United States District Court, D. Idaho

September 14, 2017

NELSON-RICKS CHEESE COMPANY, INC., an Idaho corporation, Plaintiff,
v.
LAKEVIEW CHEESE COMPANY, LLC, a Nevada limited liability company, Defendant.

          MEMORANDUM DECISION AND ORDER

          David C. Nye, United States District Court

         INTRODUCTION

         Pending before the Court is Plaintiff Nelson-Ricks Cheese Company, Inc.'s (NRCC) Motion to Amend Complaint. Dkt. 32. Having reviewed the record and briefs, the Court finds that the facts and legal arguments are adequately presented. Accordingly, in the interest of avoiding further delay, and because the Court finds that the decisional process would not be significantly aided by oral argument, the Court will decide the motion without oral argument. Dist. Idaho Loc. Civ. R. 7.1(d)(2)(ii). For the reasons set forth below, the Court GRANTS the Motion.

+---+

**WRITTEN EXERCISE 1:**
Write out the court decision word for word, starting with "September 14, 2017" and going on through "liability company, Defendant.".
**WRITTEN EXERCISE 2:**
Continue the Nelson-Ricks Cheese Company court decision from the point where it stops.

**MATERIAL PROVIDED:**

+---+

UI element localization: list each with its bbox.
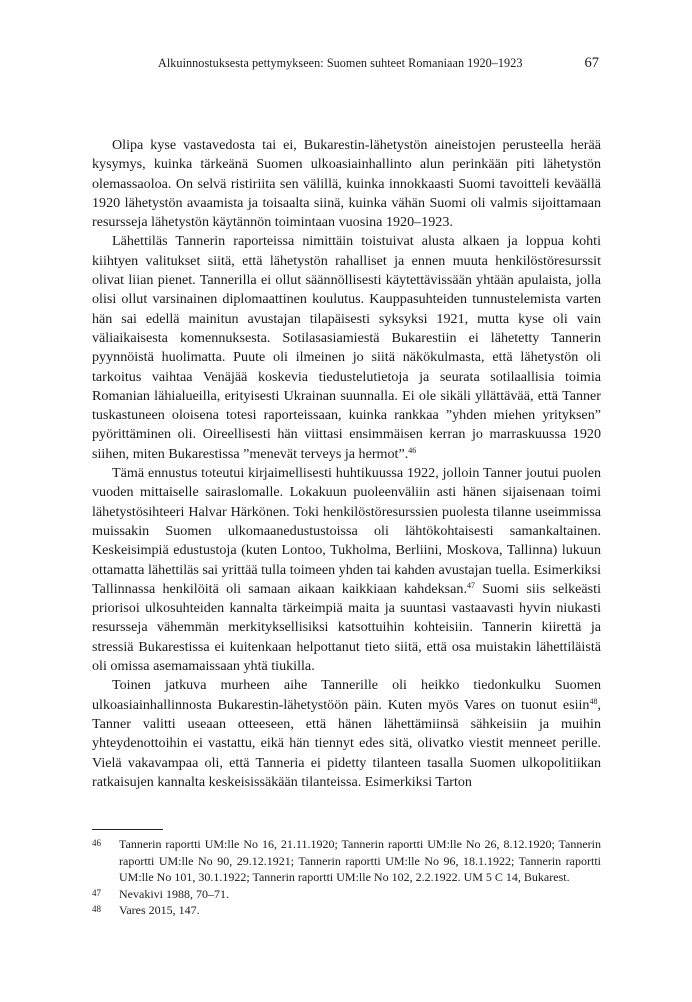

+---+

**OUTPUT 1:**
September 14, 2017

NELSON-RICKS CHEESE COMPANY, INC., an Idaho corporation, Plaintiff,
v.
LAKEVIEW CHEESE COMPANY, LLC, a Nevada limited liability company, Defendant.

**OUTPUT 2:**
         BACKGROUND

         This lawsuit arises out of claims brought by Plaintiff NRCC that Defendant Lakeview Cheese Company infringed upon Plaintiff's registered “Nelson Ricks Creamery Company” trademark on their website. Plaintiff asserts various claims for relief, including trademark infringement. NRCC's requested relief is primarily monetary. Now, Plaintiff wishes to amend its complaint for the purpose of adding a prayer for injunctive relief.

         LEGAL STANDARD

         Federal Rule of Civil Procedure 15(a) provides that, once a responsive pleading has been served, a party may amend its pleading “only with the opposing party's written consent or the court's leave. The court should freely give leave when justice so requires.” Fed.R.Civ.P. 15(a)(2). Lakeview Cheese Company, LLC, has not given consent to amend the Complaint. Therefore, NRCC must have leave of the Court to amend. The Ninth Circuit Court of Appeals recognizes that “the underlying purpose of Rule 15 [is] to facilitate [a] decision on the merits, rather than on the pleadings or technicalities, ” and, therefore, “Rule 15's policy of favoring amendments to pleadings should be applied with extreme liberality.” Chudacoff v. Univ. Med. Cent. of S. Nev., 649 F.3d 1143, 1152 (9th Cir. 2011) (quoting United States v. Webb, 655 F.2d 977, 979 (9th Cir. 1981)).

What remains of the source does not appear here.